练习说明:
在讲最大子数组和的这篇文本里，示例1中和最大的连续子数组是哪一个？

Find the contiguous subarray which has the largest sum

Problem description

Given an integer array nums, find the contiguous subarray (containing at least one number) which has the largest sum and return its sum.

Examples

Example 1:
Input: [-2,1,-3,4,-1,2,1,-5,4],
Output: 6
Explanation: [4,-1,2,1] has the largest sum = 6.

Solution

　　这道题曾在剑指Offer上看过解法，有两种解法

1. DP，做过最直观的DP啦~_~ .dp[i]表示以第 i 个数字的子数组结尾的子数组最大和。

   如果 dp[i - 1] 小于零，那么加上当前的 nums[i] 得到的结果会比第 i 个数字要小。在这种情况下第 i 个数字结尾的子数组就是 nums[i] 本身。

   否则以第 i 个数字的子数组结尾的子数组最大和等于i - 1的子数组最大和加上当前 nums[i].

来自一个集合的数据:
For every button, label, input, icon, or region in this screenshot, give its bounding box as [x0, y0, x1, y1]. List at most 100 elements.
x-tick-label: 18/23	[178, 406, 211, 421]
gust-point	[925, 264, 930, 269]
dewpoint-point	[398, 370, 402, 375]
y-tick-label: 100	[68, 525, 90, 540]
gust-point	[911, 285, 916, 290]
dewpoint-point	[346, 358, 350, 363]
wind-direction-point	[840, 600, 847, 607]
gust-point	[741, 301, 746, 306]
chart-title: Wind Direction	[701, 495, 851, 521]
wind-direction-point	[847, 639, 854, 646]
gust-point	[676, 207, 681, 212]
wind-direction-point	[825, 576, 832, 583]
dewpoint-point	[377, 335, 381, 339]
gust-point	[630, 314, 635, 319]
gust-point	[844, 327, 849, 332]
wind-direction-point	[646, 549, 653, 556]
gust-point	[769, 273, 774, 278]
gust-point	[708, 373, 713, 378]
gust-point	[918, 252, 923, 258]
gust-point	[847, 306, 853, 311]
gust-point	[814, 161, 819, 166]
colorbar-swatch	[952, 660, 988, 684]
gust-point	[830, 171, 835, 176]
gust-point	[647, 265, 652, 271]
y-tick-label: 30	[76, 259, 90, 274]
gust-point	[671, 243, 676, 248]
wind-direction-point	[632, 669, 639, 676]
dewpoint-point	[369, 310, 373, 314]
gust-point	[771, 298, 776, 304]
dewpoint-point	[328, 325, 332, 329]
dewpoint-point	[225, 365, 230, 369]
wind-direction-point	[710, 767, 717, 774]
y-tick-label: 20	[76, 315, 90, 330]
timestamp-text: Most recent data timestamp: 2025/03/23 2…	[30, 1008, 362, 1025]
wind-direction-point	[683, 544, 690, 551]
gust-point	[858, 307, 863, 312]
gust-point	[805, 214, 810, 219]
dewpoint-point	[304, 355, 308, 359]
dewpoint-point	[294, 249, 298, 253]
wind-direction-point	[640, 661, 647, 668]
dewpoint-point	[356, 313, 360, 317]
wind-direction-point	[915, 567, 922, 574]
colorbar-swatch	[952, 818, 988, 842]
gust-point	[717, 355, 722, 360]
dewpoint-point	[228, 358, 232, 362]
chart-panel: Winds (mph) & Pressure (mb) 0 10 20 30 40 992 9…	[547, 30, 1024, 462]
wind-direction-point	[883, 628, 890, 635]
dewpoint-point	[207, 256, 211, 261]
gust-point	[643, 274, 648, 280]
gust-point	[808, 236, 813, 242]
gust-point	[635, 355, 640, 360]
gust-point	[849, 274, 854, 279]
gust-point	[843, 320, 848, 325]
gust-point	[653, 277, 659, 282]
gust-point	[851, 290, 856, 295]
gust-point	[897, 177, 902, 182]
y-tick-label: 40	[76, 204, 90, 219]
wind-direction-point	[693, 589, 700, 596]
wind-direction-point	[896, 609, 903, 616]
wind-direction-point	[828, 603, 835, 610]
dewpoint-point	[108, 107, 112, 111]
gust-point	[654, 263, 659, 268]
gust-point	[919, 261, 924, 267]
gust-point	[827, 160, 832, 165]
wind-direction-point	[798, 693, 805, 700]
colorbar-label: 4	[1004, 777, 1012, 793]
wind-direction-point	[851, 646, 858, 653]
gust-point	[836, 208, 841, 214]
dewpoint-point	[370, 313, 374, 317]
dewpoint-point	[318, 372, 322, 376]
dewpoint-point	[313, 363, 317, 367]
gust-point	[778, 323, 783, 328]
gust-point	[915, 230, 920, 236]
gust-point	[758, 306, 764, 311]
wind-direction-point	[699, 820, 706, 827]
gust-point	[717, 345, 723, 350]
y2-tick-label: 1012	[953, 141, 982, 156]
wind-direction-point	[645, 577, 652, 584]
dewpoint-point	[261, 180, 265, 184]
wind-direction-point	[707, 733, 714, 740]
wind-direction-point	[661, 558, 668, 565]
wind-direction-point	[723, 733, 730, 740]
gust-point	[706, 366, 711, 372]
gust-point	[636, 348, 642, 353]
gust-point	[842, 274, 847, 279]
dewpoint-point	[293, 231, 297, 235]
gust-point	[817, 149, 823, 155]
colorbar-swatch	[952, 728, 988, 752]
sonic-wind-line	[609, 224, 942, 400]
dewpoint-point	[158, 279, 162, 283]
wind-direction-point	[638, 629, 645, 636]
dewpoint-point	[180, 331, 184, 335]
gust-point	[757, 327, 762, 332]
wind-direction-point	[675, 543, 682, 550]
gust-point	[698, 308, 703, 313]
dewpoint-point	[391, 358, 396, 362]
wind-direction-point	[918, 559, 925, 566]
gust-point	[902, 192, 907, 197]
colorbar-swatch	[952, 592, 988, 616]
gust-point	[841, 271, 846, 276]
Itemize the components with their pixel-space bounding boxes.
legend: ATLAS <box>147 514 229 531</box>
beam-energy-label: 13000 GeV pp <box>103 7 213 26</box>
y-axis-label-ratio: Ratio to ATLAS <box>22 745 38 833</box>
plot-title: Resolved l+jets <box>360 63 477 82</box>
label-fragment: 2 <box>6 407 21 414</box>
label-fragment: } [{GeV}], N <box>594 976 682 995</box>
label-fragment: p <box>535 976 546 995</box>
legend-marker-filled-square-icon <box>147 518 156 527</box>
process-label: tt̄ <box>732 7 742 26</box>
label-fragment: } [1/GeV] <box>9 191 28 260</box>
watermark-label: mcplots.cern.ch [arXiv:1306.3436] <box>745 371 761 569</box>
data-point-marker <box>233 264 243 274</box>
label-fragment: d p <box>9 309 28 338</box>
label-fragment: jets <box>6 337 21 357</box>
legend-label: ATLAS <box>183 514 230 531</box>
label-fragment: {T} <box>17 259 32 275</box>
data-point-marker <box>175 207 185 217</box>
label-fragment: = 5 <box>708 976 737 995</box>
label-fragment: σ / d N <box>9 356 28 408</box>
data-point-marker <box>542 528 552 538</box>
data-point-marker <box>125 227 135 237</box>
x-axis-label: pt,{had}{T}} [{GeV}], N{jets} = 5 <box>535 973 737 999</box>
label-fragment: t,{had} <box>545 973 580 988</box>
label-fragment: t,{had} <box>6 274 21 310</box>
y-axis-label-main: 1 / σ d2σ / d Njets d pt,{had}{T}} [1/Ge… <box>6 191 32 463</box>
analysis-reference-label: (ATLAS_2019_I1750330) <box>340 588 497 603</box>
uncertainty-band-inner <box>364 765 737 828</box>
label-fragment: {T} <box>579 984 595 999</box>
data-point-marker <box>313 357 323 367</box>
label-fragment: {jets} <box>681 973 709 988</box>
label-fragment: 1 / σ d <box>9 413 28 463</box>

参考答案:
[4,-1,2,1]，其和为 6。